TASK 1 → In the Adrien Rabiot article, rewrite the passage starting at "Let’s rewind back" and ending at "win over Zagreb.", changing "Zagreb" to "Dinamo Zagreb".
TASK 2 → Put this sentence from the Adrien Rabiot article into Spanish: "You would've thought Rabiot aced his audition against Zagreb for more first team appearances."

Paris Saint-Germain: Why You Should Remember Adrien Rabiot's Name

Allan JiangTransfers CorrespondentMay 30, 2013

Photo via C.Gavelle/
Photo via C.Gavelle/

Do you know who Paris Saint-Germain’s 18-year-old midfielder Adrien Rabiot is?

If not, you need to remember his name. 

Blessed with an immaculate first touch, the 6’3” French youth international has the panache play of Julien Féret, works hard without possession and plays each game with a purpose—unmatched by most of his peers—knowing how precious life can be (via Ben Lyttleton at Sports Illustrated): 

Rabiot signed professional terms and the first thing he did was see his father Michel, bed-ridden for the last five years with locked-in syndrome. 

“When I told him I was now a professional, I could tell that he was proud of me,” Rabiot told Le Parisien

22 days after making his UEFA Champions League debut vs. Dinamo Zagreb at the Parc des Princes, the game Zlatan Ibrahimović registered four assists in, Rabiot started for the PSG U-19s against Manchester City’s Elite Development Squad in front of 200 people at the Stade Georges Lefevre. 

To his teammate Kingsley Coman, who later broke Nicolas Anelka’s record as PSG’s youngest ever first team debutant, it was just another Next Generation game, but to Rabiot, this was a chance for redemption. 

He had moved to City as a 13-year-old, then under the murky ownership of Thaksin Shinawatra, who had let go of the club’s only two French footballers, Sylvain Distin and Ousmane Dabo.

Jim Cassell didn’t field a single French player during the Sky Blues’ triumphant FA Youth Cup final win over Chelsea

French football writer Jonathan Johnson says Rabiot felt isolated at Eastlands (via Sky Sports): “He left Manchester after only six months finding it hard to adjust to English life.” 

Several years on, sporting the No. 10 shirt, Rabiot was the first to embrace Pierre Bourdin, who netted the opening goal in a 2-1 win over City’s EDS. 

Let’s rewind back to the Parc des Princes. 

You would’ve thought Rabiot aced his audition against Zagreb for more first team appearances. 

He channelled his inner Maxime Gonalons in winning back the ball 11 times whilst getting involved in the build-up play by making 52 passes. 

Heading into the January transfer window, the prodigious teenager had only featured in another 59 minutes of play after the 4-0 win over Zagreb.   

“There are signs that Carlo Ancelotti thinks Verratti is a very naïve player and he probably thinks the same about Rabiot,” stated Johnson in episode 78 of French Football Weekly’s podcast.

“If a Ligue 1 team came in January for Rabiot, Ancelotti would bite their hand off,” added Johnson.

RECORD EXCERPTS →
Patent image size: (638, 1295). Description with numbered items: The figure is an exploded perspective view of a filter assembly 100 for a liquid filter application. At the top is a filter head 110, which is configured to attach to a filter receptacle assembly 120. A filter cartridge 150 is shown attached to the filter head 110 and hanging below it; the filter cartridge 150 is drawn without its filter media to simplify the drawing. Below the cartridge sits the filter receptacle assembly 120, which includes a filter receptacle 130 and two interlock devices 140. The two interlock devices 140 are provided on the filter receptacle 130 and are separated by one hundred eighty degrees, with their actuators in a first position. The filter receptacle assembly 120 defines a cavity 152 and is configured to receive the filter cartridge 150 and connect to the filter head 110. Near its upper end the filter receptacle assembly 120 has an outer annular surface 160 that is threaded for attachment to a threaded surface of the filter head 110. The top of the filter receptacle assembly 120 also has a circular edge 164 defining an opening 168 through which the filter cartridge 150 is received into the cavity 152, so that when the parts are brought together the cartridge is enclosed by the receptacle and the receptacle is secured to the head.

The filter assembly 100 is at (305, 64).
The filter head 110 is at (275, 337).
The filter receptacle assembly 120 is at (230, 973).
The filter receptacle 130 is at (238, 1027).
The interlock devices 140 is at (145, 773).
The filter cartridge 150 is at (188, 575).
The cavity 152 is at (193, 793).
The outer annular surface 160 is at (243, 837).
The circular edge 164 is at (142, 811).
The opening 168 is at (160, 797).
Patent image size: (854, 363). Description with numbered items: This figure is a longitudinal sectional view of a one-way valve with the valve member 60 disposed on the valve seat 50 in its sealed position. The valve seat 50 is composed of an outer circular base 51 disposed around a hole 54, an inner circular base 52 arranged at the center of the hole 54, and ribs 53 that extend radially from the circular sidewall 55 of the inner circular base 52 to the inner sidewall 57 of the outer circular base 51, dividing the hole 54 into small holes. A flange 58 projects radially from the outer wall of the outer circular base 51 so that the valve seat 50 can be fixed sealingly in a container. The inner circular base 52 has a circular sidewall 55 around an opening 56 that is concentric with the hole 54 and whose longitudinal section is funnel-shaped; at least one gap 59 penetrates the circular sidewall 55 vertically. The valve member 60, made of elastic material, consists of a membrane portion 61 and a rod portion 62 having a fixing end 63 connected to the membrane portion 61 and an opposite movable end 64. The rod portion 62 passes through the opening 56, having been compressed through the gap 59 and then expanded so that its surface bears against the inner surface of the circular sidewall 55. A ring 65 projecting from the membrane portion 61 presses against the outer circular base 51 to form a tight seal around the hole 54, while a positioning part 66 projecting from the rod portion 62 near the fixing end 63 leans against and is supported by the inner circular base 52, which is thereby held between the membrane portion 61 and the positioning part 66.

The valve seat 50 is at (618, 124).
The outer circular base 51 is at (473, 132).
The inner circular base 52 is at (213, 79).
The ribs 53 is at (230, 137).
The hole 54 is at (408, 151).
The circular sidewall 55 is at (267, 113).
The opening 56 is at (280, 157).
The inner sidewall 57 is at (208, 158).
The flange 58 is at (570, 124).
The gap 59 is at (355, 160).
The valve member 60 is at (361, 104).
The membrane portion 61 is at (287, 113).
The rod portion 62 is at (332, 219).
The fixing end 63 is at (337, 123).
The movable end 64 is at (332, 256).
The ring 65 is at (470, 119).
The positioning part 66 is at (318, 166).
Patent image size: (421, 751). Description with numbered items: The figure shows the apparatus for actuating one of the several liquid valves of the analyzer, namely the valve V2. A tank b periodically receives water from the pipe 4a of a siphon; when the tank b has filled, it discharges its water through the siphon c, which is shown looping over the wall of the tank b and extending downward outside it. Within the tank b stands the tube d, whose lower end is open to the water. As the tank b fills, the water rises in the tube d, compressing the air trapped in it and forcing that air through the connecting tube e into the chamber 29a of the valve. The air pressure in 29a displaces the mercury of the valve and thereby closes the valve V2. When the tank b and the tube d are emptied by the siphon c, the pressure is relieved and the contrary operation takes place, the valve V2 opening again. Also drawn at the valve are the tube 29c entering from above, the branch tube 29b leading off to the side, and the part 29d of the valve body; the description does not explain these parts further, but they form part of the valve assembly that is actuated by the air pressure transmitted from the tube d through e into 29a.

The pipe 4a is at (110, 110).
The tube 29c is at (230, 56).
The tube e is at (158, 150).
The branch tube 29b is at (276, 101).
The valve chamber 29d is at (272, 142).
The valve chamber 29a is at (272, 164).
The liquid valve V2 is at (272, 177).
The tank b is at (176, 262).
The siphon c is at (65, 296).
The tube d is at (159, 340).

YOUR SOLUTION 1 →
Let’s rewind back to the Parc des Princes. 

You would’ve thought Rabiot aced his audition against Dinamo Zagreb for more first team appearances. 

He channelled his inner Maxime Gonalons in winning back the ball 11 times whilst getting involved in the build-up play by making 52 passes. 

Heading into the January transfer window, the prodigious teenager had only featured in another 59 minutes of play after the 4-0 win over Dinamo Zagreb.

YOUR SOLUTION 2 → Uno habría pensado que Rabiot superó con creces su prueba contra el Zagreb para conseguir más apariciones con el primer equipo.